### GIVEN REQUEST
Gather every line that includes the word "this", please.
══ ITEMS ══
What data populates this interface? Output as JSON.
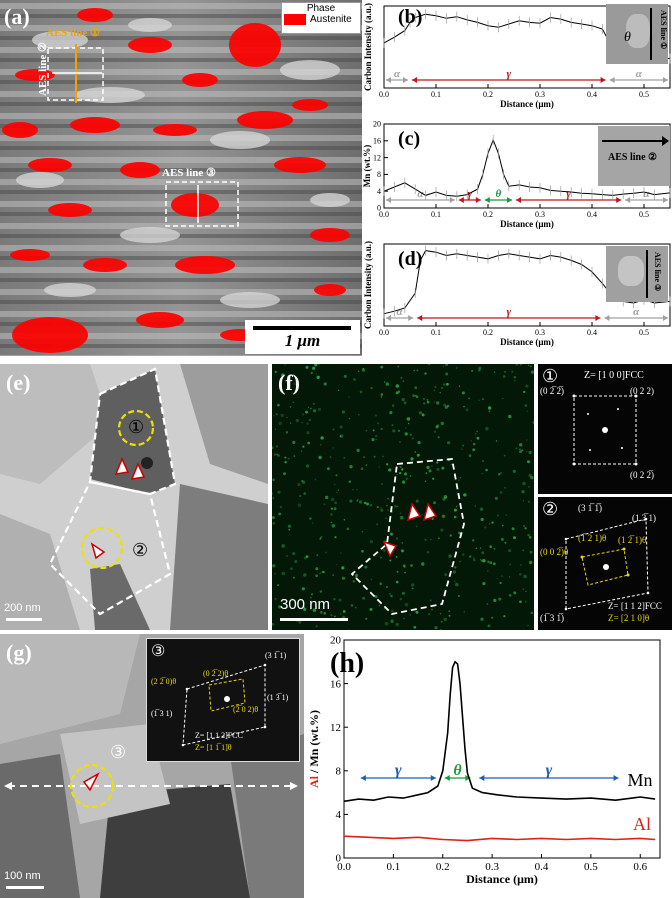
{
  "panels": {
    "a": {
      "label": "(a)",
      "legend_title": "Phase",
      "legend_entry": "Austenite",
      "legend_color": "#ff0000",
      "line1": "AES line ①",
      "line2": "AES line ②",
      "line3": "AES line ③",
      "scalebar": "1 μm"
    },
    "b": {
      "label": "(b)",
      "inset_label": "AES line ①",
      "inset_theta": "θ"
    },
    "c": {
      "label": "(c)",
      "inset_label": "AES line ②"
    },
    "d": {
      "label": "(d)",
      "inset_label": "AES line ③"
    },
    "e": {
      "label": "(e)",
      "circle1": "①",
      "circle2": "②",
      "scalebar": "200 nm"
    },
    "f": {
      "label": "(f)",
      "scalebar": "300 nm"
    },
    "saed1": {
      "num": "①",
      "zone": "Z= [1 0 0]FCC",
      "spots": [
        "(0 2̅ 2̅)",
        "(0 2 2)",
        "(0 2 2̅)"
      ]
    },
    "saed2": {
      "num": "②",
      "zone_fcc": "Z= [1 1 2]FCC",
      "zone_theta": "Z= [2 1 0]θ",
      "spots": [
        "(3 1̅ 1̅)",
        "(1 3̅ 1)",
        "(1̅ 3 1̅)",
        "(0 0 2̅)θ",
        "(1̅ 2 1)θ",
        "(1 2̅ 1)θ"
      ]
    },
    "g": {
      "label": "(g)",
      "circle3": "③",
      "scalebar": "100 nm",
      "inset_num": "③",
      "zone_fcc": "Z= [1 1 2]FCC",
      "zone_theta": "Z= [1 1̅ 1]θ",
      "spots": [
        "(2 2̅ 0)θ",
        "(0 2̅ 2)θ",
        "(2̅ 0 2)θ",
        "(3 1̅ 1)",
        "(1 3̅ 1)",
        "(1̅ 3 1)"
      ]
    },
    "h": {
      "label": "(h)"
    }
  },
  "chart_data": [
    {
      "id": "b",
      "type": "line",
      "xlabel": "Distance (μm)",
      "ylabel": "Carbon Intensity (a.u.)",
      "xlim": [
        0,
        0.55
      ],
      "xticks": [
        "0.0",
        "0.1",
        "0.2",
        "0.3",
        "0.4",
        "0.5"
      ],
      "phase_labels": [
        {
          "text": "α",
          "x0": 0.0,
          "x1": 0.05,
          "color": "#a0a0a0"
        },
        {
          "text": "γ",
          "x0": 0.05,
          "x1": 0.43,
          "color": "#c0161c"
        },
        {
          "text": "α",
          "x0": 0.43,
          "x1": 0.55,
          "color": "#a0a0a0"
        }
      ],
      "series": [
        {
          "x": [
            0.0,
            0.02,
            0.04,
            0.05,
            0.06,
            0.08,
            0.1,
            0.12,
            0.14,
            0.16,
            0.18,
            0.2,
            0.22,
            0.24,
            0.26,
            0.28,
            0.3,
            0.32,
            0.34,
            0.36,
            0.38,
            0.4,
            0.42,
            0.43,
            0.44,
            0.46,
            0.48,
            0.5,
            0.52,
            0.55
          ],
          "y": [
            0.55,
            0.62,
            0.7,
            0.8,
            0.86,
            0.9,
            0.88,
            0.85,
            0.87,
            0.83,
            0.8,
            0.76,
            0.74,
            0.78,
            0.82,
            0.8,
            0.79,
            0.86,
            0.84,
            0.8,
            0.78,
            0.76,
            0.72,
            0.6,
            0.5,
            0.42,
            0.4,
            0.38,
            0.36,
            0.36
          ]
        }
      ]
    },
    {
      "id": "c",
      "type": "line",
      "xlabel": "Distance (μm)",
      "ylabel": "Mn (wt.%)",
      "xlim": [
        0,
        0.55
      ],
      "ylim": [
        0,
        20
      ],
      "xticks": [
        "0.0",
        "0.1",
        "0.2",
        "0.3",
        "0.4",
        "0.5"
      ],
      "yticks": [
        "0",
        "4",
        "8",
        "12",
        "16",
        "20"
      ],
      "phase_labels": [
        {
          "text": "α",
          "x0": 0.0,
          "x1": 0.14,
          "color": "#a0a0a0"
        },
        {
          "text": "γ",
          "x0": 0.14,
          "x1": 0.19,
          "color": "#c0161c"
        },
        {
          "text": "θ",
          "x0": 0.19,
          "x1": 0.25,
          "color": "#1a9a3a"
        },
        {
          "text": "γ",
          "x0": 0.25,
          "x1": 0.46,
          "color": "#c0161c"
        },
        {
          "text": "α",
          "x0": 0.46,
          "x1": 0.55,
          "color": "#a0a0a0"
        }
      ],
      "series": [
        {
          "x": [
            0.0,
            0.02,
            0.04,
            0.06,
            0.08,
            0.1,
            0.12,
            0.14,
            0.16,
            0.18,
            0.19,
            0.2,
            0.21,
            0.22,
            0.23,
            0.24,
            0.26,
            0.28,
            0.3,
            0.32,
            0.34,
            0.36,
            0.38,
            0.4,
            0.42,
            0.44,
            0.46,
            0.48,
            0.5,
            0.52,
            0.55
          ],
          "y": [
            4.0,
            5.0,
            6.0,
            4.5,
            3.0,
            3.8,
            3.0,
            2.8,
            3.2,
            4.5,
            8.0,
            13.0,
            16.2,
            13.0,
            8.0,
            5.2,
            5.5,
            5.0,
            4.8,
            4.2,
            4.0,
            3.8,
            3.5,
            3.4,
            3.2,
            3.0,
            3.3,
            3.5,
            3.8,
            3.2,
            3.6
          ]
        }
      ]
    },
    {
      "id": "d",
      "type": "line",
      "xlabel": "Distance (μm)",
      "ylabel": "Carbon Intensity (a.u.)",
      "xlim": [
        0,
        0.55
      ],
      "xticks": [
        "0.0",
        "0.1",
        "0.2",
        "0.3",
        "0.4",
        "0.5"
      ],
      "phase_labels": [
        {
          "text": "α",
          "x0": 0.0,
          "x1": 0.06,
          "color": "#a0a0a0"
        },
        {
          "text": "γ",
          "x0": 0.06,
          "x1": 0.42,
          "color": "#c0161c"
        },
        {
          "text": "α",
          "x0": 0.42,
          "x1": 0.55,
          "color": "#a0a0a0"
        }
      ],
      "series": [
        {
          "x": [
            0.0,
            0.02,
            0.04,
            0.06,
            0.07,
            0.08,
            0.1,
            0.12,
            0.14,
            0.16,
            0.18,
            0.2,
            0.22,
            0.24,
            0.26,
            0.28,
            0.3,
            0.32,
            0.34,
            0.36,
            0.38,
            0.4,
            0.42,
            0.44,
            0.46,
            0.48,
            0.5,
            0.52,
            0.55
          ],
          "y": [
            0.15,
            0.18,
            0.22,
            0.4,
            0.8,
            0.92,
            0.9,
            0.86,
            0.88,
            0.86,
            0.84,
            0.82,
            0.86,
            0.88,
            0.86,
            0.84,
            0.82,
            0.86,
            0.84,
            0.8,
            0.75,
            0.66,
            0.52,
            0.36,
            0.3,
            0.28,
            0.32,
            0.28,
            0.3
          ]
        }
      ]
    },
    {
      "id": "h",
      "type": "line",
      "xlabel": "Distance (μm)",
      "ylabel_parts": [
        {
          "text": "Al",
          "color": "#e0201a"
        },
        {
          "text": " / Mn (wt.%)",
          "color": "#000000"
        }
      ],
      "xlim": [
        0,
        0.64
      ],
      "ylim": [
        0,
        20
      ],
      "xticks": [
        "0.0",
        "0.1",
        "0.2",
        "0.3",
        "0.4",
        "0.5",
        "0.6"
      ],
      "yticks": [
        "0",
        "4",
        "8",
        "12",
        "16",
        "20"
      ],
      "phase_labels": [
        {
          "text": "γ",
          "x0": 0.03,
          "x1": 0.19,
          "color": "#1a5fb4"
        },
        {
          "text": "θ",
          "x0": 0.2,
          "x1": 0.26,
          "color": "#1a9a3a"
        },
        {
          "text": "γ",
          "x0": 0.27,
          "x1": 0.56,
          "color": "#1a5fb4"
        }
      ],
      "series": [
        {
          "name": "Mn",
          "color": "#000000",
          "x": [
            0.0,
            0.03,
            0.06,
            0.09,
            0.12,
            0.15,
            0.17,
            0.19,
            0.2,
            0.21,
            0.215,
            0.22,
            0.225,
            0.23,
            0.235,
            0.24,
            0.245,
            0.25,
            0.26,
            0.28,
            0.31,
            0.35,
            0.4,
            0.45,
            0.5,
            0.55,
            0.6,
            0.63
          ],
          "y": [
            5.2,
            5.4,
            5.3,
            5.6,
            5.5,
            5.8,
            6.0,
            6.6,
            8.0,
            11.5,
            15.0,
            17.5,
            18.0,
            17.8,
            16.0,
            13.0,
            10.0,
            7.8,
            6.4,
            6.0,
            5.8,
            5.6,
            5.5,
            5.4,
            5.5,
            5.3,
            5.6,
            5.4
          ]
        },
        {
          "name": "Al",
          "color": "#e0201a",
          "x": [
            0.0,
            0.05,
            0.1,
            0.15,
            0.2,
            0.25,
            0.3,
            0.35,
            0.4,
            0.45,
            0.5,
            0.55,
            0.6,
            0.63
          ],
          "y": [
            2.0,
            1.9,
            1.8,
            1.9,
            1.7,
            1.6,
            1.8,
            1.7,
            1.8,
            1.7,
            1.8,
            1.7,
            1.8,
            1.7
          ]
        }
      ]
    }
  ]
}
═══
══ ITEMS ══
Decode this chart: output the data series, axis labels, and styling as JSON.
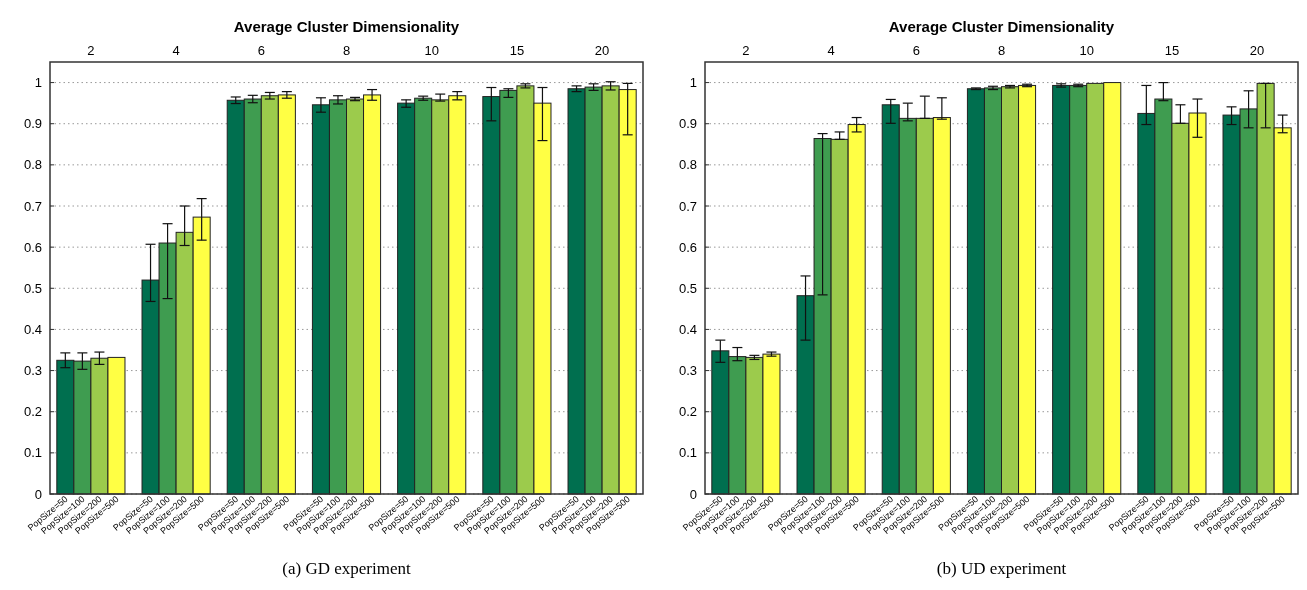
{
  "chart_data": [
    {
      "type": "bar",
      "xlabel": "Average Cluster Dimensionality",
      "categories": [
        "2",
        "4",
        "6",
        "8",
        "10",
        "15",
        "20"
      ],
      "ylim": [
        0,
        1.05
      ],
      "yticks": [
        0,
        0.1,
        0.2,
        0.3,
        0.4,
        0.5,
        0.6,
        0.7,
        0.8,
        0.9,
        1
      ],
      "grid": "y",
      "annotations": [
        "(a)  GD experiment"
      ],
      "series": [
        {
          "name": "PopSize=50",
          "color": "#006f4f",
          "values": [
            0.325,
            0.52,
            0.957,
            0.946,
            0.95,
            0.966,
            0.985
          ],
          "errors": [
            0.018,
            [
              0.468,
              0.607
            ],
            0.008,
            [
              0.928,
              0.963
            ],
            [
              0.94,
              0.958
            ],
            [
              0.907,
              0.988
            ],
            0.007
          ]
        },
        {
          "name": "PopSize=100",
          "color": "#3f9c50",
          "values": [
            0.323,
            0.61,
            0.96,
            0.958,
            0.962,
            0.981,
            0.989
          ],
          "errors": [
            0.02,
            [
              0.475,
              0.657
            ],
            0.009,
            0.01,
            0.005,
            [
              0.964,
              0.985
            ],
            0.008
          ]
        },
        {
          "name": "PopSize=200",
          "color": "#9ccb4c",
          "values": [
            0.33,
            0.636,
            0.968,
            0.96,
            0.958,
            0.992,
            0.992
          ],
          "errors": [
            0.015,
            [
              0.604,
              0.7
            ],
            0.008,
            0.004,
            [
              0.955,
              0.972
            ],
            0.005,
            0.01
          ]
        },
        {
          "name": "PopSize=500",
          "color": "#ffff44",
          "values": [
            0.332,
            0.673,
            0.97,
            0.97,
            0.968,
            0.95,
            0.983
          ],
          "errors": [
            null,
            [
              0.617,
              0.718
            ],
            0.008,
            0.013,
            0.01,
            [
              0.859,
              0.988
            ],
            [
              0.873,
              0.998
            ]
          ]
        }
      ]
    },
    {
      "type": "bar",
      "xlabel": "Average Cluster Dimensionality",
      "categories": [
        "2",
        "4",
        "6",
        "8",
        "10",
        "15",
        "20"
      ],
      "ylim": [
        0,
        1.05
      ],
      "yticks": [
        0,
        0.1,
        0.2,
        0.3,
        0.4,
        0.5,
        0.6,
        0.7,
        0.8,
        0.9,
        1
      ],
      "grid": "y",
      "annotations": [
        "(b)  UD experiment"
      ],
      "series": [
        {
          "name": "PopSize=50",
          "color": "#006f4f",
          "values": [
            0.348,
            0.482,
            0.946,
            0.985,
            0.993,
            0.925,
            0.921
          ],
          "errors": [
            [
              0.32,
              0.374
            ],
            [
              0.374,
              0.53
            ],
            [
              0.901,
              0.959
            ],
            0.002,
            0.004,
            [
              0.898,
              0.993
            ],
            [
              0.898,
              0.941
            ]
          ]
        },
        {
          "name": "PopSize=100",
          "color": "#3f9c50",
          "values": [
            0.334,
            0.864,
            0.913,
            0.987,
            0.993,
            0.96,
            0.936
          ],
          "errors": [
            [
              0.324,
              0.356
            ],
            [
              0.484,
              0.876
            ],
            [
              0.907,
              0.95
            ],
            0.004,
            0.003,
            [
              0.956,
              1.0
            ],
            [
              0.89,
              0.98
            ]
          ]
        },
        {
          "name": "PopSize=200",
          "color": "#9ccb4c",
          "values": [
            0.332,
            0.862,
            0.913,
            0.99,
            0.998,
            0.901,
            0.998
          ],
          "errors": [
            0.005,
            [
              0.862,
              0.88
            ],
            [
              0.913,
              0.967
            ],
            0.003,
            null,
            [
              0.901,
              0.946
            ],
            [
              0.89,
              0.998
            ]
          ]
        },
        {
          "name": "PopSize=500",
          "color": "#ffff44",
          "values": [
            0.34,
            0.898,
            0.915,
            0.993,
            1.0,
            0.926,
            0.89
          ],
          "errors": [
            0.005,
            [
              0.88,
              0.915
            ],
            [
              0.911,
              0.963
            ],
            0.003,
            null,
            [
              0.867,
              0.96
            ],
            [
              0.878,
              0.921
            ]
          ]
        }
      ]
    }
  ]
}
═══
### COMPLETE OUTPUT
What data populates this interface? Output as JSON.
Decode this chart: output the data series, axis labels, and styling as JSON.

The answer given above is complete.